■ **Information shown**:
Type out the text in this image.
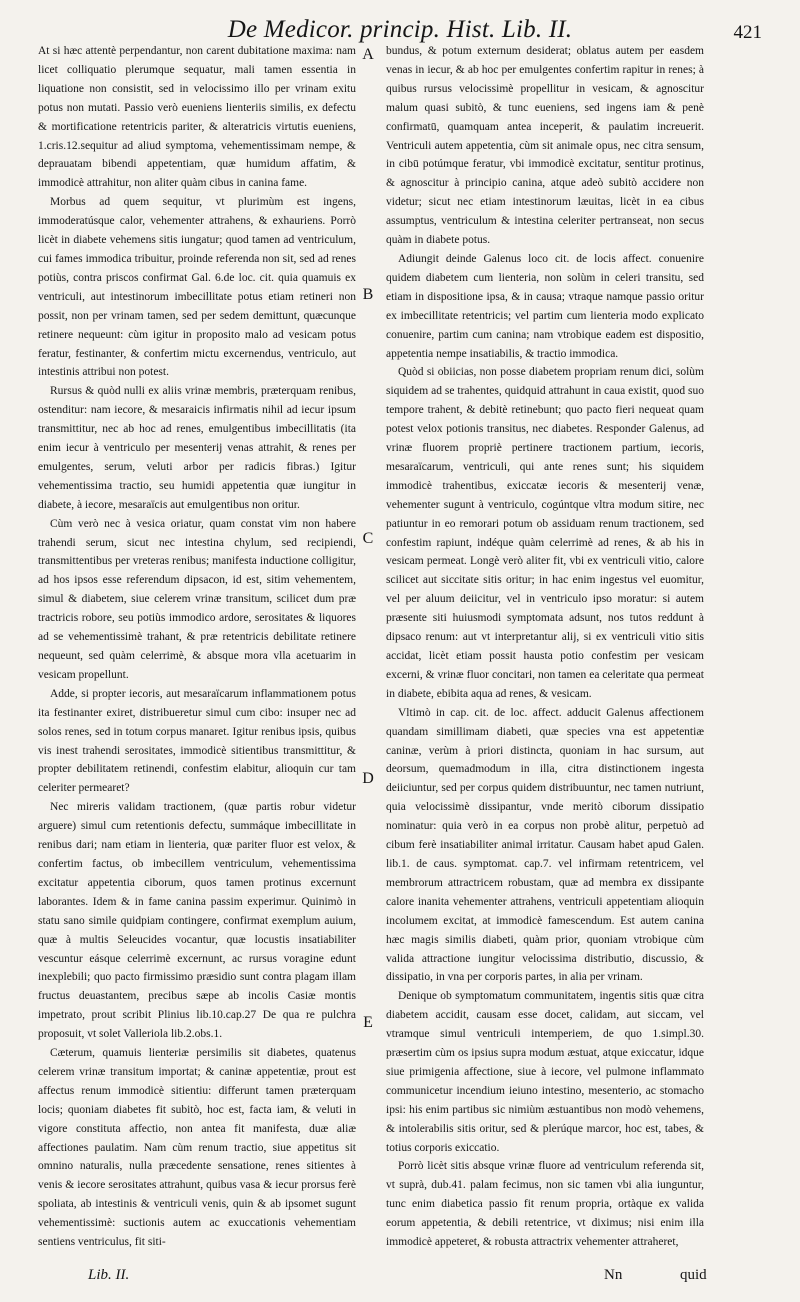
De Medicor. princip. Hist. Lib. II.	421

At si hæc attentè perpendantur, non carent dubitatione maxima: nam licet colliquatio plerumque sequatur, mali tamen essentia in liquatione non consistit, sed in velocissimo illo per vrinam exitu potus non mutati. Passio verò eueniens lienteriis similis, ex defectu & mortificatione retentricis pariter, & alteratricis virtutis eueniens, 1.cris.12.sequitur ad aliud symptoma, vehementissimam nempe, & deprauatam bibendi appetentiam, quæ humidum affatim, & immodicè attrahitur, non aliter quàm cibus in canina fame.

Morbus ad quem sequitur, vt plurimùm est ingens, immoderatúsque calor, vehementer attrahens, & exhauriens. Porrò licèt in diabete vehemens sitis iungatur; quod tamen ad ventriculum, cui fames immodica tribuitur, proinde referenda non sit, sed ad renes potiùs, contra priscos confirmat Gal. 6.de loc. cit. quia quamuis ex ventriculi, aut intestinorum imbecillitate potus etiam retineri non possit, non per vrinam tamen, sed per sedem demittunt, quæcunque retinere nequeunt: cùm igitur in proposito malo ad vesicam potus feratur, festinanter, & confertim mictu excernendus, ventriculo, aut intestinis attribui non potest.

Rursus & quòd nulli ex aliis vrinæ membris, præterquam renibus, ostenditur: nam iecore, & mesaraicis infirmatis nihil ad iecur ipsum transmittitur, nec ab hoc ad renes, emulgentibus imbecillitatis (ita enim iecur à ventriculo per mesenterij venas attrahit, & renes per emulgentes, serum, veluti arbor per radicis fibras.) Igitur vehementissima tractio, seu humidi appetentia quæ iungitur in diabete, à iecore, mesaraïcis aut emulgentibus non oritur.

Cùm verò nec à vesica oriatur, quam constat vim non habere trahendi serum, sicut nec intestina chylum, sed recipiendi, transmittentibus per vreteras renibus; manifesta inductione colligitur, ad hos ipsos esse referendum dipsacon, id est, sitim vehementem, simul & diabetem, siue celerem vrinæ transitum, scilicet dum præ tractricis robore, seu potiùs immodico ardore, serositates & liquores ad se vehementissimè trahant, & præ retentricis debilitate retinere nequeunt, sed quàm celerrimè, & absque mora vlla acetuarim in vesicam propellunt.

Adde, si propter iecoris, aut mesaraïcarum inflammationem potus ita festinanter exiret, distribueretur simul cum cibo: insuper nec ad solos renes, sed in totum corpus manaret. Igitur renibus ipsis, quibus vis inest trahendi serositates, immodicè sitientibus transmittitur, & propter debilitatem retinendi, confestim elabitur, alioquin cur tam celeriter permearet?

Nec mireris validam tractionem, (quæ partis robur videtur arguere) simul cum retentionis defectu, summáque imbecillitate in renibus dari; nam etiam in lienteria, quæ pariter fluor est velox, & confertim factus, ob imbecillem ventriculum, vehementissima excitatur appetentia ciborum, quos tamen protinus excernunt laborantes. Idem & in fame canina passim experimur. Quinimò in statu sano simile quidpiam contingere, confirmat exemplum auium, quæ à multis Seleucides vocantur, quæ locustis insatiabiliter vescuntur eásque celerrimè excernunt, ac rursus voragine edunt inexplebili; quo pacto firmissimo præsidio sunt contra plagam illam fructus deuastantem, precibus sæpe ab incolis Casiæ montis impetrato, prout scribit Plinius lib.10.cap.27 De qua re pulchra proposuit, vt solet Valleriola lib.2.obs.1.

Cæterum, quamuis lienteriæ persimilis sit diabetes, quatenus celerem vrinæ transitum importat; & caninæ appetentiæ, prout est affectus renum immodicè sitientiu: differunt tamen præterquam locis; quoniam diabetes fit subitò, hoc est, facta iam, & veluti in vigore constituta affectio, non antea fit manifesta, duæ aliæ affectiones paulatim. Nam cùm renum tractio, siue appetitus sit omnino naturalis, nulla præcedente sensatione, renes sitientes à venis & iecore serositates attrahunt, quibus vasa & iecur prorsus ferè spoliata, ab intestinis & ventriculi venis, quin & ab ipsomet sugunt vehementissimè: suctionis autem ac exuccationis vehementiam sentiens ventriculus, fit siti-

A
B
C
D
E

bundus, & potum externum desiderat; oblatus autem per easdem venas in iecur, & ab hoc per emulgentes confertim rapitur in renes; à quibus rursus velocissimè propellitur in vesicam, & agnoscitur malum quasi subitò, & tunc eueniens, sed ingens iam & penè confirmatū, quamquam antea inceperit, & paulatim increuerit. Ventriculi autem appetentia, cùm sit animale opus, nec citra sensum, in cibū potúmque feratur, vbi immodicè excitatur, sentitur protinus, & agnoscitur à principio canina, atque adeò subitò accidere non videtur; sicut nec etiam intestinorum læuitas, licèt in ea cibus assumptus, ventriculum & intestina celeriter pertranseat, non secus quàm in diabete potus.

Adiungit deinde Galenus loco cit. de locis affect. conuenire quidem diabetem cum lienteria, non solùm in celeri transitu, sed etiam in dispositione ipsa, & in causa; vtraque namque passio oritur ex imbecillitate retentricis; vel partim cum lienteria modo explicato conuenire, partim cum canina; nam vtrobique eadem est dispositio, appetentia nempe insatiabilis, & tractio immodica.

Quòd si obiicias, non posse diabetem propriam renum dici, solùm siquidem ad se trahentes, quidquid attrahunt in caua existit, quod suo tempore trahent, & debitè retinebunt; quo pacto fieri nequeat quam potest velox potionis transitus, nec diabetes. Responder Galenus, ad vrinæ fluorem propriè pertinere tractionem partium, iecoris, mesaraïcarum, ventriculi, qui ante renes sunt; his siquidem immodicè trahentibus, exiccatæ iecoris & mesenterij venæ, vehementer sugunt à ventriculo, cogúntque vltra modum sitire, nec patiuntur in eo remorari potum ob assiduam renum tractionem, sed confestim rapiunt, indéque quàm celerrimè ad renes, & ab his in vesicam permeat. Longè verò aliter fit, vbi ex ventriculi vitio, calore scilicet aut siccitate sitis oritur; in hac enim ingestus vel euomitur, vel per aluum deiicitur, vel in ventriculo ipso moratur: si autem præsente siti huiusmodi symptomata adsunt, nos tutos reddunt à dipsaco renum: aut vt interpretantur alij, si ex ventriculi vitio sitis accidat, licèt etiam possit hausta potio confestim per vesicam excerni, & vrinæ fluor concitari, non tamen ea celeritate qua permeat in diabete, ebibita aqua ad renes, & vesicam.

Vltimò in cap. cit. de loc. affect. adducit Galenus affectionem quandam simillimam diabeti, quæ species vna est appetentiæ caninæ, verùm à priori distincta, quoniam in hac sursum, aut deorsum, quemadmodum in illa, citra distinctionem ingesta deiiciuntur, sed per corpus quidem distribuuntur, nec tamen nutriunt, quia velocissimè dissipantur, vnde meritò ciborum dissipatio nominatur: quia verò in ea corpus non probè alitur, perpetuò ad cibum ferè insatiabiliter animal irritatur. Causam habet apud Galen. lib.1. de caus. symptomat. cap.7. vel infirmam retentricem, vel membrorum attractricem robustam, quæ ad membra ex dissipante calore inanita vehementer attrahens, ventriculi appetentiam alioquin incolumem excitat, at immodicè famescendum. Est autem canina hæc magis similis diabeti, quàm prior, quoniam vtrobique cùm valida attractione iungitur velocissima distributio, discussio, & dissipatio, in vna per corporis partes, in alia per vrinam.

Denique ob symptomatum communitatem, ingentis sitis quæ citra diabetem accidit, causam esse docet, calidam, aut siccam, vel vtramque simul ventriculi intemperiem, de quo 1.simpl.30. præsertim cùm os ipsius supra modum æstuat, atque exiccatur, idque siue primigenia affectione, siue à iecore, vel pulmone inflammato communicetur incendium ieiuno intestino, mesenterio, ac stomacho ipsi: his enim partibus sic nimiùm æstuantibus non modò vehemens, & intolerabilis sitis oritur, sed & plerúque marcor, hoc est, tabes, & totius corporis exiccatio.

Porrò licèt sitis absque vrinæ fluore ad ventriculum referenda sit, vt suprà, dub.41. palam fecimus, non sic tamen vbi alia iunguntur, tunc enim diabetica passio fit renum propria, ortàque ex valida eorum appetentia, & debili retentrice, vt diximus; nisi enim illa immodicè appeteret, & robusta attractrix vehementer attraheret,

Lib. II.	Nn	quid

■ **What is needed**: Filter the listing above for the string "sequitur" and copy every matching line.

■ **Output for this task**:
At si hæc attentè perpendantur, non carent dubitatione maxima: nam licet colliquatio plerumque sequatur, mali tamen essentia in liquatione non consistit, sed in velocissimo illo per vrinam exitu potus non mutati. Passio verò eueniens lienteriis similis, ex defectu & mortificatione retentricis pariter, & alteratricis virtutis eueniens, 1.cris.12.sequitur ad aliud symptoma, vehementissimam nempe, & deprauatam bibendi appetentiam, quæ humidum affatim, & immodicè attrahitur, non aliter quàm cibus in canina fame.
Morbus ad quem sequitur, vt plurimùm est ingens, immoderatúsque calor, vehementer attrahens, & exhauriens. Porrò licèt in diabete vehemens sitis iungatur; quod tamen ad ventriculum, cui fames immodica tribuitur, proinde referenda non sit, sed ad renes potiùs, contra priscos confirmat Gal. 6.de loc. cit. quia quamuis ex ventriculi, aut intestinorum imbecillitate potus etiam retineri non possit, non per vrinam tamen, sed per sedem demittunt, quæcunque retinere nequeunt: cùm igitur in proposito malo ad vesicam potus feratur, festinanter, & confertim mictu excernendus, ventriculo, aut intestinis attribui non potest.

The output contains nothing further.